[Records about charts and figures]
━━━━
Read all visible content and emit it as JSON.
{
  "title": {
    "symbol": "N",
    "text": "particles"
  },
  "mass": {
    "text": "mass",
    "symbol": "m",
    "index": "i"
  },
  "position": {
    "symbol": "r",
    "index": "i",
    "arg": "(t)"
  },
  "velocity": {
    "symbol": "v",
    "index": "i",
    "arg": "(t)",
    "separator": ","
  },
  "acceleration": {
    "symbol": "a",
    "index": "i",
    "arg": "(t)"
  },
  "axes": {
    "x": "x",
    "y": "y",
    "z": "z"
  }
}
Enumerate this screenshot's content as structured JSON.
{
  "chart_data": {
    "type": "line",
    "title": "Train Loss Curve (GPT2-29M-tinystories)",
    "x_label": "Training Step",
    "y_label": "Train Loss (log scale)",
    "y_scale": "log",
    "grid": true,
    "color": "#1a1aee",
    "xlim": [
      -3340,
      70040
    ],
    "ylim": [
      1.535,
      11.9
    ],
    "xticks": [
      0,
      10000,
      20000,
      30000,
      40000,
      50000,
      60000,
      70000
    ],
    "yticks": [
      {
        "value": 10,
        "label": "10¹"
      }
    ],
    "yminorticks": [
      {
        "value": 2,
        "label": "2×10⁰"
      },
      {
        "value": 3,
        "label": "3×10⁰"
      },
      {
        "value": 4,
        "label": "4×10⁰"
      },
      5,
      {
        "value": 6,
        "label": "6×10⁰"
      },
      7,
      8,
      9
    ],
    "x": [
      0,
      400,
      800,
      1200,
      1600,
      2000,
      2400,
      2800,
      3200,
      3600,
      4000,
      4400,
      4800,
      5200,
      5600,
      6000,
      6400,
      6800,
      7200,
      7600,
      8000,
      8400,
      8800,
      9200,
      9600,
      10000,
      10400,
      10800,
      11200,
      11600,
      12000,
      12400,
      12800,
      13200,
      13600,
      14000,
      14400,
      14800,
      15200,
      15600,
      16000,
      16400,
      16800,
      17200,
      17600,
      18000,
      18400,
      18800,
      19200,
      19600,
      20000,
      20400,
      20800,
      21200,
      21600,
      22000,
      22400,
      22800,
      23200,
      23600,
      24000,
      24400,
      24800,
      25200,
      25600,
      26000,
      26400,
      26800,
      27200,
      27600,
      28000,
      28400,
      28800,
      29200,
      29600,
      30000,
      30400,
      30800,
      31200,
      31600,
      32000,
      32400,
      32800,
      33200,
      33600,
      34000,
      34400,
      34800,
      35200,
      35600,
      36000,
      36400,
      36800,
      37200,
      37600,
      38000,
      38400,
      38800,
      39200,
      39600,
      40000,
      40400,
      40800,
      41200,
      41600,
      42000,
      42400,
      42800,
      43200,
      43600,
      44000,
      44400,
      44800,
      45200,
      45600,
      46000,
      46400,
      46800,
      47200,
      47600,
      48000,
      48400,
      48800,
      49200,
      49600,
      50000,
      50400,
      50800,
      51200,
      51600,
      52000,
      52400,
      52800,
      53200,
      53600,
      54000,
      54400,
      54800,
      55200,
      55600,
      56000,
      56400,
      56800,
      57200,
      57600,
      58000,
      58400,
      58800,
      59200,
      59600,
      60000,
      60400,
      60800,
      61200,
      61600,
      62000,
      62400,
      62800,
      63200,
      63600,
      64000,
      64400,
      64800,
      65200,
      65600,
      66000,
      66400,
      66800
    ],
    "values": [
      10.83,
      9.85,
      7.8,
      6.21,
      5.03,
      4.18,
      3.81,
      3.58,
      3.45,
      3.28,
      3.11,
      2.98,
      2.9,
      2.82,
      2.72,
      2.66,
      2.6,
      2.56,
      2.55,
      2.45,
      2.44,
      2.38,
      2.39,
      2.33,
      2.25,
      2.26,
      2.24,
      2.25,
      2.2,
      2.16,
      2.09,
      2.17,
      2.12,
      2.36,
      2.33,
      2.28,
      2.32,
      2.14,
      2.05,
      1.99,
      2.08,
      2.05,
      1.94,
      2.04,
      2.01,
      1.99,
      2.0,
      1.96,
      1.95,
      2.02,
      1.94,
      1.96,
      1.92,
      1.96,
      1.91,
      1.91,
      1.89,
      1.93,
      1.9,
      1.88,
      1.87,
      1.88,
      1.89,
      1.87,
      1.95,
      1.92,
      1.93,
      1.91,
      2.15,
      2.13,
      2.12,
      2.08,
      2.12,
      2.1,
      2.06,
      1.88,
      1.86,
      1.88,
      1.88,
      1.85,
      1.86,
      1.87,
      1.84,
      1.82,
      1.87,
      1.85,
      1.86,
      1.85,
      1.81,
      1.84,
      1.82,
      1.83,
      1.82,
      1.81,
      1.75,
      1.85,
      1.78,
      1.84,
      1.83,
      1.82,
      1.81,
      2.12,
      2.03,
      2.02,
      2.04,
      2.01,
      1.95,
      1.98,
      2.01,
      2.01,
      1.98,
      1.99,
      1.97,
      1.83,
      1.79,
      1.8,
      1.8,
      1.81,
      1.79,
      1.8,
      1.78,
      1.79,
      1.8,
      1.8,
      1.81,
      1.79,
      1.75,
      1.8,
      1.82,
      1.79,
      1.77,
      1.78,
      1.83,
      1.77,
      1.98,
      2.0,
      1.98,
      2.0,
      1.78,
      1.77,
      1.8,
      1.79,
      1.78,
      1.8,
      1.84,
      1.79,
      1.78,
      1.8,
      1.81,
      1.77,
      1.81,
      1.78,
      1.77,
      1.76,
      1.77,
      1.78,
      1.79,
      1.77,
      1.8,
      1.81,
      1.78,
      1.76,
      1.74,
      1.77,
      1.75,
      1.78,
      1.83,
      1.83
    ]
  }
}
━━━━
What you need to do:
Going over the lines above, work out how many include "Loss", then give only that number.

Answer to the exercise:
2